--- START OF Listing ---
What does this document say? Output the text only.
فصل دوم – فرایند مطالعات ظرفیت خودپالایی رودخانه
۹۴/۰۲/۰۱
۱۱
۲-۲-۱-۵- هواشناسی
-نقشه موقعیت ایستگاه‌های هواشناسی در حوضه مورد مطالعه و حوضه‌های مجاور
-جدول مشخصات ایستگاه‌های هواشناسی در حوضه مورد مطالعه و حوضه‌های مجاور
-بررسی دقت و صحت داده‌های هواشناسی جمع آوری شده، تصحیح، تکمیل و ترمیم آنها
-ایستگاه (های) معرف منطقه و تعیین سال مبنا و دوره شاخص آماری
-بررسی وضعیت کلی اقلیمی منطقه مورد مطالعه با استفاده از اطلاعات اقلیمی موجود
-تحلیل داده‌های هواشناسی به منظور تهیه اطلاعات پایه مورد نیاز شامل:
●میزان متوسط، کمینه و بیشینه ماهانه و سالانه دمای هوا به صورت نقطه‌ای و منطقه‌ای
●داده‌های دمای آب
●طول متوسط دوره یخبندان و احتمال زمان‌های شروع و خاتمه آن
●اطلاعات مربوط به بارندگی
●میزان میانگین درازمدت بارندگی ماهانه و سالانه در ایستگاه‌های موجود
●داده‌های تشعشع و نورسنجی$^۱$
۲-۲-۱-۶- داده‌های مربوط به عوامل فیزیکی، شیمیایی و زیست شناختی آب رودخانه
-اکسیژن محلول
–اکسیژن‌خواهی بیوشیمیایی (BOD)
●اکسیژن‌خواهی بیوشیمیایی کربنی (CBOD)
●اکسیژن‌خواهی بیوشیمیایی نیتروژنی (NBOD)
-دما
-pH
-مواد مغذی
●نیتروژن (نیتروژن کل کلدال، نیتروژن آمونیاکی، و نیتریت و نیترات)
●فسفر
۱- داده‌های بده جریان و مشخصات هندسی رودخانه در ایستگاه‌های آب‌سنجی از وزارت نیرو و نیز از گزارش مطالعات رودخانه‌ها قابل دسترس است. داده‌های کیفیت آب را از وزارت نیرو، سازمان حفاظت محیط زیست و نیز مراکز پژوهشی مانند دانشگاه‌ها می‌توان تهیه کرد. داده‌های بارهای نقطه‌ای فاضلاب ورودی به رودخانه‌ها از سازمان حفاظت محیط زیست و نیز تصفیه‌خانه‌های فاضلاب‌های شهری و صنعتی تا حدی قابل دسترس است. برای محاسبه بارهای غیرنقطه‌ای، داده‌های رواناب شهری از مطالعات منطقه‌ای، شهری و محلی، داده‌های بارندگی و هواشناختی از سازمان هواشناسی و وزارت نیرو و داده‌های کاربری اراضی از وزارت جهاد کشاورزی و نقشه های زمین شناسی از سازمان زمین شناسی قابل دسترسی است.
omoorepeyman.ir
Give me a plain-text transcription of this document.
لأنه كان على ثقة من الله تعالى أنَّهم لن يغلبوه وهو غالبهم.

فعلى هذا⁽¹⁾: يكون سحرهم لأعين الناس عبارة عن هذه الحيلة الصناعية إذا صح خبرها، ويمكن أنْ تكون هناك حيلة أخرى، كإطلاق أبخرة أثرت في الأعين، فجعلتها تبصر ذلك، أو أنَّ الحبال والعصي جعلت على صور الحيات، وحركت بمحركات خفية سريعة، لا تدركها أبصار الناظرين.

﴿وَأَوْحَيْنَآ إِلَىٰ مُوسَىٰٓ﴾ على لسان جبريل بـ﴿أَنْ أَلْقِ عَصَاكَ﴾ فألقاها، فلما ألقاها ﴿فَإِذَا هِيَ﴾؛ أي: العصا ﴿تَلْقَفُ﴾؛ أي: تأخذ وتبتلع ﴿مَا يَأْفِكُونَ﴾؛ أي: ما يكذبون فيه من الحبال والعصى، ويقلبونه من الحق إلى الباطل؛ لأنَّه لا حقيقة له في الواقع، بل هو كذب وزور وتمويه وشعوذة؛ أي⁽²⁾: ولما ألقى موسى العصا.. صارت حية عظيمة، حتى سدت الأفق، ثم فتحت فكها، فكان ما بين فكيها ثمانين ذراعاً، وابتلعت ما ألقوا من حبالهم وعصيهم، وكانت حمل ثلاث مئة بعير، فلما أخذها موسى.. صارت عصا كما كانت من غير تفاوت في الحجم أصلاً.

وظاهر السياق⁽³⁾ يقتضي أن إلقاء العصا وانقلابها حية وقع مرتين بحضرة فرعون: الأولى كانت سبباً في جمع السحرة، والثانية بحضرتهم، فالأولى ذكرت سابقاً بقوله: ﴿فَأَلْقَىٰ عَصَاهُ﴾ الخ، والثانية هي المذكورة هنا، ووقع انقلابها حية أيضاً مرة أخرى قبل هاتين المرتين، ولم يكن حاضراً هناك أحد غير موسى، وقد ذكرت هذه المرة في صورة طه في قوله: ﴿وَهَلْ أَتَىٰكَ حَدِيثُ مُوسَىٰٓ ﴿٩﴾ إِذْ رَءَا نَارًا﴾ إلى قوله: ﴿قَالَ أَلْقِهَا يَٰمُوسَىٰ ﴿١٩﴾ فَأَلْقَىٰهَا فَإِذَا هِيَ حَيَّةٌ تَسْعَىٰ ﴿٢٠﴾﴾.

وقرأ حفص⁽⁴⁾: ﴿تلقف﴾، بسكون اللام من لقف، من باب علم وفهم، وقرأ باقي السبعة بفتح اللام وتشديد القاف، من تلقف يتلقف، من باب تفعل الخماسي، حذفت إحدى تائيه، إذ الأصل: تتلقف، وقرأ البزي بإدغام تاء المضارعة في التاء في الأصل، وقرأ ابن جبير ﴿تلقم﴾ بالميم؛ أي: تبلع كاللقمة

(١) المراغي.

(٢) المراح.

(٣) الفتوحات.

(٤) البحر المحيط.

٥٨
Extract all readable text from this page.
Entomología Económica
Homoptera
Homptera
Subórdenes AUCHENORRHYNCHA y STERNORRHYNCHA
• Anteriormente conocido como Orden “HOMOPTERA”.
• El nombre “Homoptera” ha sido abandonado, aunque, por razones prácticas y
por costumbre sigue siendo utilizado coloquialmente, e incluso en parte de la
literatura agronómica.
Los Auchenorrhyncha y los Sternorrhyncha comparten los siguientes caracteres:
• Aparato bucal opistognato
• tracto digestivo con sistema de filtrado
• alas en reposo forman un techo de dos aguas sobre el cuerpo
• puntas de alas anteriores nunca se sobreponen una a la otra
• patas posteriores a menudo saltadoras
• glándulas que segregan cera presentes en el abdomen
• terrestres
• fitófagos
--- END OF Listing ---
◆ Written task ◆
Everything from the line that contains "Extract all readable text from this page." through the end of the records must be duplicated exactly, and nothing outside that range.

◆ Response to this exercise ◆
Extract all readable text from this page.
Entomología Económica
Homoptera
Homptera
Subórdenes AUCHENORRHYNCHA y STERNORRHYNCHA
• Anteriormente conocido como Orden “HOMOPTERA”.
• El nombre “Homoptera” ha sido abandonado, aunque, por razones prácticas y
por costumbre sigue siendo utilizado coloquialmente, e incluso en parte de la
literatura agronómica.
Los Auchenorrhyncha y los Sternorrhyncha comparten los siguientes caracteres:
• Aparato bucal opistognato
• tracto digestivo con sistema de filtrado
• alas en reposo forman un techo de dos aguas sobre el cuerpo
• puntas de alas anteriores nunca se sobreponen una a la otra
• patas posteriores a menudo saltadoras
• glándulas que segregan cera presentes en el abdomen
• terrestres
• fitófagos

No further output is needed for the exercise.